#### MATERIAL FOR THIS TASK:

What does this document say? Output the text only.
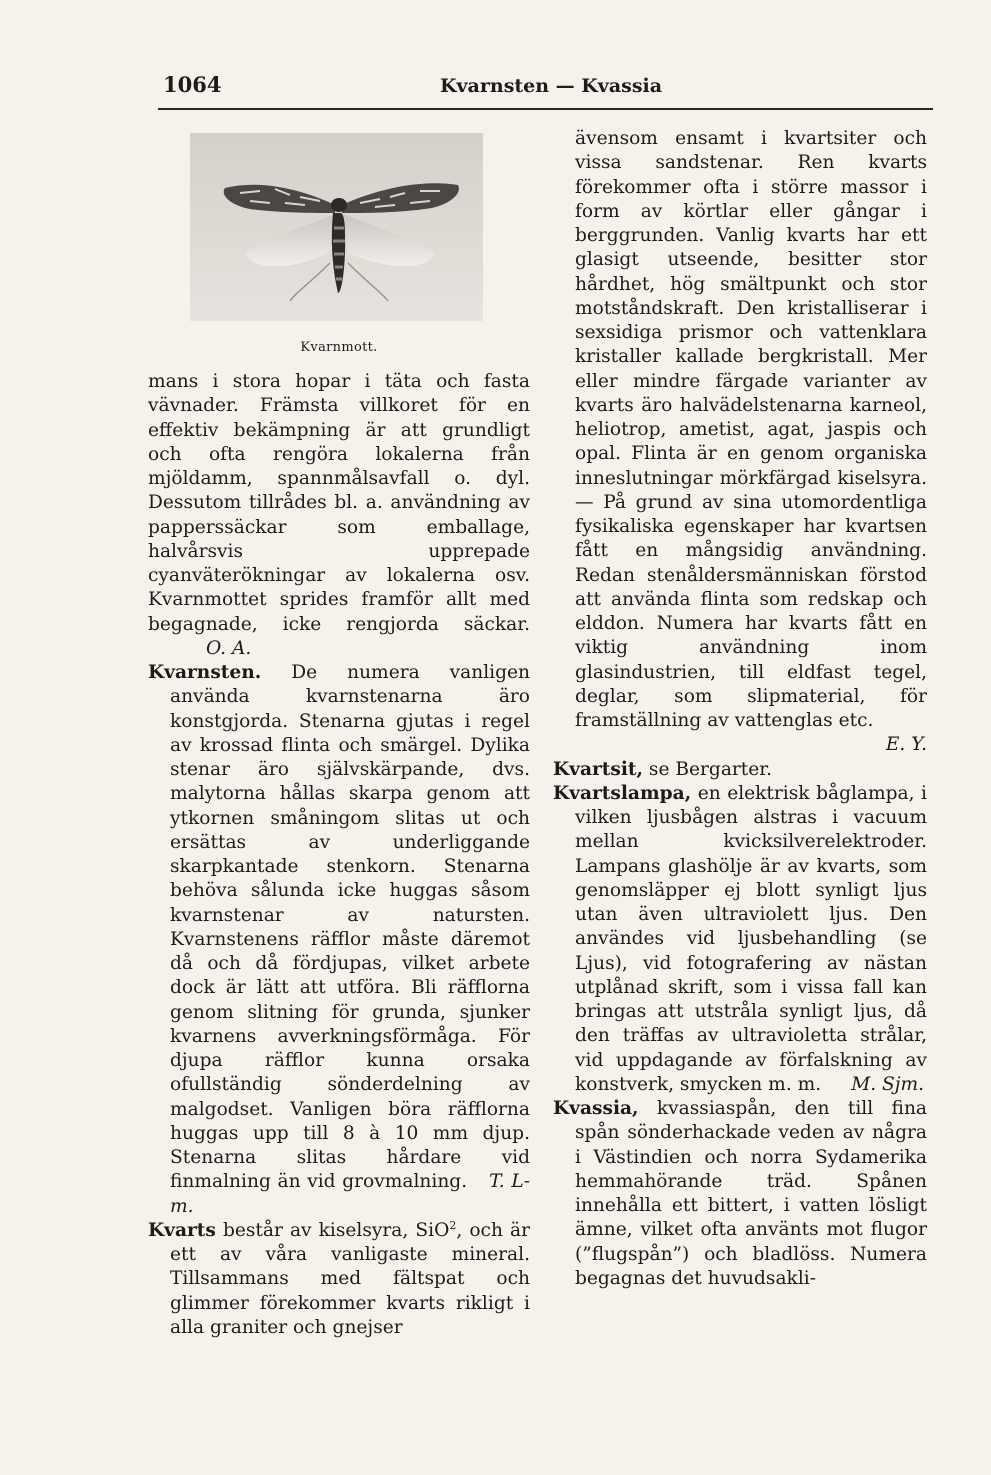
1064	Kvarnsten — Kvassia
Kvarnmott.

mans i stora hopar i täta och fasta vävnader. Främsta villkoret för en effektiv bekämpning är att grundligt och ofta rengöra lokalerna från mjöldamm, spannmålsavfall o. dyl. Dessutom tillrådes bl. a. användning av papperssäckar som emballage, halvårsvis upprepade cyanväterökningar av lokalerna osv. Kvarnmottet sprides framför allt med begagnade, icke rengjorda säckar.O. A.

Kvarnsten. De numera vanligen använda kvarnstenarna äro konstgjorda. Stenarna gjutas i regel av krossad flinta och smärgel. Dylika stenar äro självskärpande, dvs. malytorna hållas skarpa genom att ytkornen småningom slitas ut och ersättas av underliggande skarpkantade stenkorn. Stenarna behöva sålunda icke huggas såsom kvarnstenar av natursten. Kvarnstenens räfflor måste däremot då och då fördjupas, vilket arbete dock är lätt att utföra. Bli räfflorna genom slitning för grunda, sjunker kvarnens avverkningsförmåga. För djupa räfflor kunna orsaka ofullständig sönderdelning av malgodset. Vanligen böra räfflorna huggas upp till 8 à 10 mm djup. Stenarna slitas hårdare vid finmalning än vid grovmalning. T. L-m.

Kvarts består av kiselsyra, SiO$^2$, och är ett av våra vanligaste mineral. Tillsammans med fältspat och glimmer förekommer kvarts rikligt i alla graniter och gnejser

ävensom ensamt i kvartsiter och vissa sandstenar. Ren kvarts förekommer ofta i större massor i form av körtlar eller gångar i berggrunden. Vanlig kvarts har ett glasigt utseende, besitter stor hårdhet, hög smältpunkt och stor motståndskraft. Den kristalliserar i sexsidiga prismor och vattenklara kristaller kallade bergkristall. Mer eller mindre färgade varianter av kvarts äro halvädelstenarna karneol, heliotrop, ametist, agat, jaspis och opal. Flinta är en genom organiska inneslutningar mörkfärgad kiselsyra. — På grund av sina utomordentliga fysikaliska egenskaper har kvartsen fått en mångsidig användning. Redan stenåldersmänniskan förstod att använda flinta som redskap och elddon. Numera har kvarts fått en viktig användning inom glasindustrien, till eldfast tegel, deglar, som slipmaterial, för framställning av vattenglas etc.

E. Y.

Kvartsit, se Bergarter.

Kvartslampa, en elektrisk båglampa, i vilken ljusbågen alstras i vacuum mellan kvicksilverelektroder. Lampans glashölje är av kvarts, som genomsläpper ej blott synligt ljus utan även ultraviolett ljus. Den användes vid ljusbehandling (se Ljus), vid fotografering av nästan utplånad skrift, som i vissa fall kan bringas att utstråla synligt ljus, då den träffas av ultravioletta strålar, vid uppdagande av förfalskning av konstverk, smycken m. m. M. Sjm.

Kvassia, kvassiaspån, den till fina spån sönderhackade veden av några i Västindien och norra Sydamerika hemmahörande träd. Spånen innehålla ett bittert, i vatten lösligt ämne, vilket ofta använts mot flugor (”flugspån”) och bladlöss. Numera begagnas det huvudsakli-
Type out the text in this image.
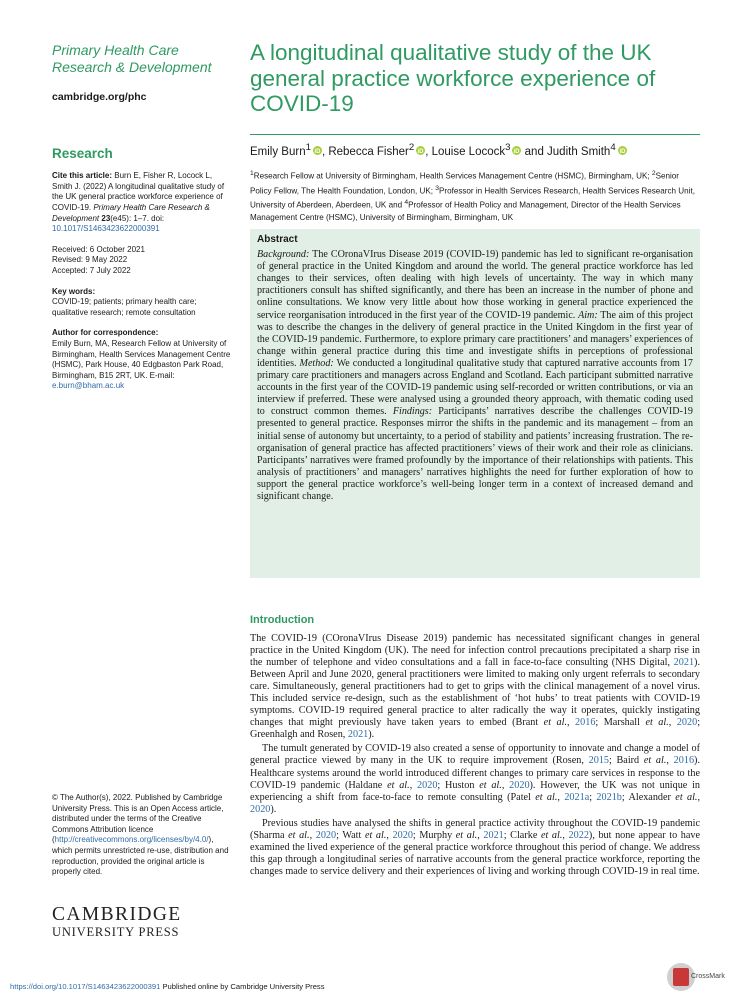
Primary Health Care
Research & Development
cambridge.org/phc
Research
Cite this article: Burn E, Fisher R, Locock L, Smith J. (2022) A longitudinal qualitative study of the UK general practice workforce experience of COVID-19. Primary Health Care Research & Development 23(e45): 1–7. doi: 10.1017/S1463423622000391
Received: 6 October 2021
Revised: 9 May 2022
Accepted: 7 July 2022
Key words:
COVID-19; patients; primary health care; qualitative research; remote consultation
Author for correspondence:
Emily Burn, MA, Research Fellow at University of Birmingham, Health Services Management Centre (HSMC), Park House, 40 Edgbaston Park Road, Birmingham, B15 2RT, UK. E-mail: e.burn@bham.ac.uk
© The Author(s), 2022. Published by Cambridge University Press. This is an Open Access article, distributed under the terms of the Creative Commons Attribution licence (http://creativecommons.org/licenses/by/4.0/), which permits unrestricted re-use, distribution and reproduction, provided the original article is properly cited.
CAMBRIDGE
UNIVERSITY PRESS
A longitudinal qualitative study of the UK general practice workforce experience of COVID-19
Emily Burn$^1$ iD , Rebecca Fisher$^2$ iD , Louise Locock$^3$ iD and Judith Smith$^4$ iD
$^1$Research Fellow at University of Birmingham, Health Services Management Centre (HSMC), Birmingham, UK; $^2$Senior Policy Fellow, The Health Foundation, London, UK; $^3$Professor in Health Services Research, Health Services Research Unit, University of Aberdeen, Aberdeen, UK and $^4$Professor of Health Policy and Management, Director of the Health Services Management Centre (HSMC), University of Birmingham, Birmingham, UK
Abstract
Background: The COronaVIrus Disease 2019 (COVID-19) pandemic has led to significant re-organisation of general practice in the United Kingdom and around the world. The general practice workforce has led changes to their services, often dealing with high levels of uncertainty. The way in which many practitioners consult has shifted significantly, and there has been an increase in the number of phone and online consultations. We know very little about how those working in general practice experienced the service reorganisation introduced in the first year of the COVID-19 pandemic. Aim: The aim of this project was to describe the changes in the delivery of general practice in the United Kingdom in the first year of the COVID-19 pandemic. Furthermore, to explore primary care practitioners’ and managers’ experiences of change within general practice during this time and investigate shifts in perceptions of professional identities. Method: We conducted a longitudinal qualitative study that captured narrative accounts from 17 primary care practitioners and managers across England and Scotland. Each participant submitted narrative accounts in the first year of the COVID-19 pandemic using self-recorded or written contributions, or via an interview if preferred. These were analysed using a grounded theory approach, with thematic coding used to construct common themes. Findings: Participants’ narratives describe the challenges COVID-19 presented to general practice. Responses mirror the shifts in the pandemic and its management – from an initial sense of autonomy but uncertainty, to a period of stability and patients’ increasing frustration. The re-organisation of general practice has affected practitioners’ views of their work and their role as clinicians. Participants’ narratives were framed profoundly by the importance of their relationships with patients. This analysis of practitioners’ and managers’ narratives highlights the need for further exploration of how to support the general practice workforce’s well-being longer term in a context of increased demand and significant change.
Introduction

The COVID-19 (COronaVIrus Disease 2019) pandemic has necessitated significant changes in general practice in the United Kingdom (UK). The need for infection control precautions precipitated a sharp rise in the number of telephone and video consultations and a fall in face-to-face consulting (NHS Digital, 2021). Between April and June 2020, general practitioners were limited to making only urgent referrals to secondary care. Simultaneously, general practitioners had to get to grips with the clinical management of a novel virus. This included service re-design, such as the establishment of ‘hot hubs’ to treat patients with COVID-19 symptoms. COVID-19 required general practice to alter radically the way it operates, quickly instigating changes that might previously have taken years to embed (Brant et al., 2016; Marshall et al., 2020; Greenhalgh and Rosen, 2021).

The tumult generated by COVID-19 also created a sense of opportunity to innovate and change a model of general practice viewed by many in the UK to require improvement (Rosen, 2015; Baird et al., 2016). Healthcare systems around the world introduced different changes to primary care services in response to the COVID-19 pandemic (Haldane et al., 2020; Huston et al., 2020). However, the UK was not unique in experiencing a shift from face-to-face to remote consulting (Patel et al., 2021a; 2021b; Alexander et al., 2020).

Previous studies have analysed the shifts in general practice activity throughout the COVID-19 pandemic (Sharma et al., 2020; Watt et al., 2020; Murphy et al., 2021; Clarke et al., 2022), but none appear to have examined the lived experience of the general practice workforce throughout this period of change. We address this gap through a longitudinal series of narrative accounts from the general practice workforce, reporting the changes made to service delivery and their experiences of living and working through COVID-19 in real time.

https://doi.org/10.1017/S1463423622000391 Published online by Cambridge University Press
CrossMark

#### BRIEF:
Which lines in the listing have the string "Locock"? Pick them out and copy them.

#### ANSWER TO THIS EXERCISE:
Cite this article: Burn E, Fisher R, Locock L, Smith J. (2022) A longitudinal qualitative study of the UK general practice workforce experience of COVID-19. Primary Health Care Research & Development 23(e45): 1–7. doi: 10.1017/S1463423622000391
Emily Burn$^1$ iD , Rebecca Fisher$^2$ iD , Louise Locock$^3$ iD and Judith Smith$^4$ iD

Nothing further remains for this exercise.